TASKS TO COMPLETE:
1. Write out the stretch of the passage on paying off a home loan bond from "In my mind, it" through "the original loan.", word for word.
2. Write what comes next in the passage on paying off a home loan bond, beginning after its final sentence.

QUOTED TEXT:
################

Yes, I realise that it’s not realistic but that should be your aim.

In my mind, it would be better to borrow the money from your friends than have a bond.

While we all know that there are costs for transferring a property into your name, few people know that there are bond costs too, which essentially doubles the cost of putting property into your name.

Taking a 100 percent bond increases the risk of the bank lending you the money, so they tend to charge you maximum rates while if you were to put down a reasonable 20 percent bond you would get at least one percent lower bond rate.

Your bond costs would also be lower because they are based on the value of the bond that you take out.

My three aims would be to:

  • Pay off my bond as quickly as possible and if I had a 100 percent loan, renegotiate for a lower interest rate when my bond goes down to 80 percent of the original loan.
  • Pay extra off my bond every month to bring it down more quickly. Make it a bond to always get your balance down as much as possible. Remember paying an extra R100 pm month means that your bond balance has come down by R1 200 per annum. Not much hey, but it actually is more than that because you will be paying less interest each month, about R7 per month but it all accumulates. Try R200 per month.

################

DATASET EXCERPTS:
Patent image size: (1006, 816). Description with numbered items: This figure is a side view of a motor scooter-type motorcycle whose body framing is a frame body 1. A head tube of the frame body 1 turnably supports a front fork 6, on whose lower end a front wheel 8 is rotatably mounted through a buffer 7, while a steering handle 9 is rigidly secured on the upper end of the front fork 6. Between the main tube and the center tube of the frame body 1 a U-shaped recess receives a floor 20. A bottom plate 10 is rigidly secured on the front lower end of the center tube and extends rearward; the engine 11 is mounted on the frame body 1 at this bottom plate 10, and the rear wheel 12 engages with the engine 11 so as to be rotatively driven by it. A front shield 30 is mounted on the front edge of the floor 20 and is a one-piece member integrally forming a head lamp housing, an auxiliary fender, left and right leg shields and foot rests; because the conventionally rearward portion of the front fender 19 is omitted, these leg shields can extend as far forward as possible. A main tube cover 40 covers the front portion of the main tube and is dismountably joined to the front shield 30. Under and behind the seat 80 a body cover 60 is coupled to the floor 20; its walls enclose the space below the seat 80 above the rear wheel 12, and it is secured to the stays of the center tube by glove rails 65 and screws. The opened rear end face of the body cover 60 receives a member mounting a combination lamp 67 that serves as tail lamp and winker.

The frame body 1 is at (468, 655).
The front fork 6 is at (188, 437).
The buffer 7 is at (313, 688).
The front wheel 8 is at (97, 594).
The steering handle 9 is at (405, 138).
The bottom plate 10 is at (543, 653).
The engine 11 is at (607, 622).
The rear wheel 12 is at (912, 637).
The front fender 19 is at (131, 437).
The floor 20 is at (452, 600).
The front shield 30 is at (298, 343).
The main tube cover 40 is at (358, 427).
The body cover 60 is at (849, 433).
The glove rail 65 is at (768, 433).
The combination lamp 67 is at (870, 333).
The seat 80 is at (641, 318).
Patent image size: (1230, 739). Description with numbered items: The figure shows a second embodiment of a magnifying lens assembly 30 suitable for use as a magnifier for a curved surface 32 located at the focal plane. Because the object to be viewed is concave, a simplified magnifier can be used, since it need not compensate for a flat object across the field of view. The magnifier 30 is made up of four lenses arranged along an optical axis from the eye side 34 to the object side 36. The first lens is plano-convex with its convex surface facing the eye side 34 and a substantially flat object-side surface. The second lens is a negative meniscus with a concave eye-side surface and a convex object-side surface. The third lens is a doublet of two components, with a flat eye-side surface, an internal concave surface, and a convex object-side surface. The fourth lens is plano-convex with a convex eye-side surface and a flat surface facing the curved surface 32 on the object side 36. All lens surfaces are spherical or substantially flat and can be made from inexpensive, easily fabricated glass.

################

RESULTS FOR EACH TASK:
1.
In my mind, it would be better to borrow the money from your friends than have a bond.

While we all know that there are costs for transferring a property into your name, few people know that there are bond costs too, which essentially doubles the cost of putting property into your name.

Taking a 100 percent bond increases the risk of the bank lending you the money, so they tend to charge you maximum rates while if you were to put down a reasonable 20 percent bond you would get at least one percent lower bond rate.

Your bond costs would also be lower because they are based on the value of the bond that you take out.

My three aims would be to:

  • Pay off my bond as quickly as possible and if I had a 100 percent loan, renegotiate for a lower interest rate when my bond goes down to 80 percent of the original loan.

2.
  • Pay 10 percent of my annual increase of my bond. You won’t notice it but your bond will. If you are being paid R12 000 per month and get a 10 percent increase, you would pay off R120 per month more off your bond. That would double the extra that you are paying off each year. Alternatively, pay 10 percent off any bonus that I get. An extra R120 for the month. Not much but it really makes a difference.

Your aim should be to be bond-free.

Do you think that there is a difference in the lifestyle of a person that owns his or her own home bond-free and the one that has a R1 million outstanding bond?

The first has an extra R7 500 per month tax fee to spend and peace of mind.

Just following these simple rules could halve the time that it takes you to pay off your bond. Worth every penny.

  • Mike Spencer is the founder and owner of Platinum Global. He is also a professional associated property valuer and consultant with work across the country as well as Eastern Europe and Australia.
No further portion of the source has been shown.